[Exercise prompt] Pick out every line of the listing below that contains the string "icon", and copy each one.

[Material shown]
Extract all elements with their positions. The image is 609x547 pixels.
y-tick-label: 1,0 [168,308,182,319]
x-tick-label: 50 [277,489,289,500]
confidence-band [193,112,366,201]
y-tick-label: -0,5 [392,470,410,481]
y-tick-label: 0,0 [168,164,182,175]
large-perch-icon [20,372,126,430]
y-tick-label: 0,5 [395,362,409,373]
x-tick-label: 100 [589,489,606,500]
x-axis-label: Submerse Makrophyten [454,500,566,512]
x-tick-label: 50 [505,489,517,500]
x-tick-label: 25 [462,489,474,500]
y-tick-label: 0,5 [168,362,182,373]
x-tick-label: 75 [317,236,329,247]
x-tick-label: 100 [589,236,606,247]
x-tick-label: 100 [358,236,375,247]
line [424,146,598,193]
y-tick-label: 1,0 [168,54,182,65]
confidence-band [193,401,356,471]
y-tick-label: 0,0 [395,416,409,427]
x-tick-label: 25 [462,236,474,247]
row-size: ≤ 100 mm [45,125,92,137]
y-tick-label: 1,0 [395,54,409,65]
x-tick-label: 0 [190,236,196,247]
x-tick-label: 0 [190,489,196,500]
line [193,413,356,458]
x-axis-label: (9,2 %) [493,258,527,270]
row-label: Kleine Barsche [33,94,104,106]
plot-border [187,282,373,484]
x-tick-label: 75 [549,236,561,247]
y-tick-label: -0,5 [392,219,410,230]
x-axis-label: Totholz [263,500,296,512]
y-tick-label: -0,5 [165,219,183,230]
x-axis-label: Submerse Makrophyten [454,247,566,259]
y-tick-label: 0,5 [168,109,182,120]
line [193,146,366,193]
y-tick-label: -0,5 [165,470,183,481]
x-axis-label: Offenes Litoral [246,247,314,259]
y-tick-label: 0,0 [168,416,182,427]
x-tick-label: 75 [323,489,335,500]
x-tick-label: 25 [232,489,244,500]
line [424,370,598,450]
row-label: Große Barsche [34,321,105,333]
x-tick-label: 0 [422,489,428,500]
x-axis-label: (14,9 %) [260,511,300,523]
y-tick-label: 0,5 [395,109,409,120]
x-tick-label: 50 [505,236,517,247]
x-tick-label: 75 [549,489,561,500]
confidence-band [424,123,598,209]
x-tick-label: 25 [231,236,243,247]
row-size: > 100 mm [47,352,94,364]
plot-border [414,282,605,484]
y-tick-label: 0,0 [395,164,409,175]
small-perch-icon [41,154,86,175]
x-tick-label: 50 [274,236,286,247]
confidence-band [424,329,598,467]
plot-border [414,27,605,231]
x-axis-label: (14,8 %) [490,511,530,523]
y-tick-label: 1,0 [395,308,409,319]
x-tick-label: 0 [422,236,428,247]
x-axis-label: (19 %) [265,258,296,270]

[Output for this exercise]
large-perch-icon [20,372,126,430]
small-perch-icon [41,154,86,175]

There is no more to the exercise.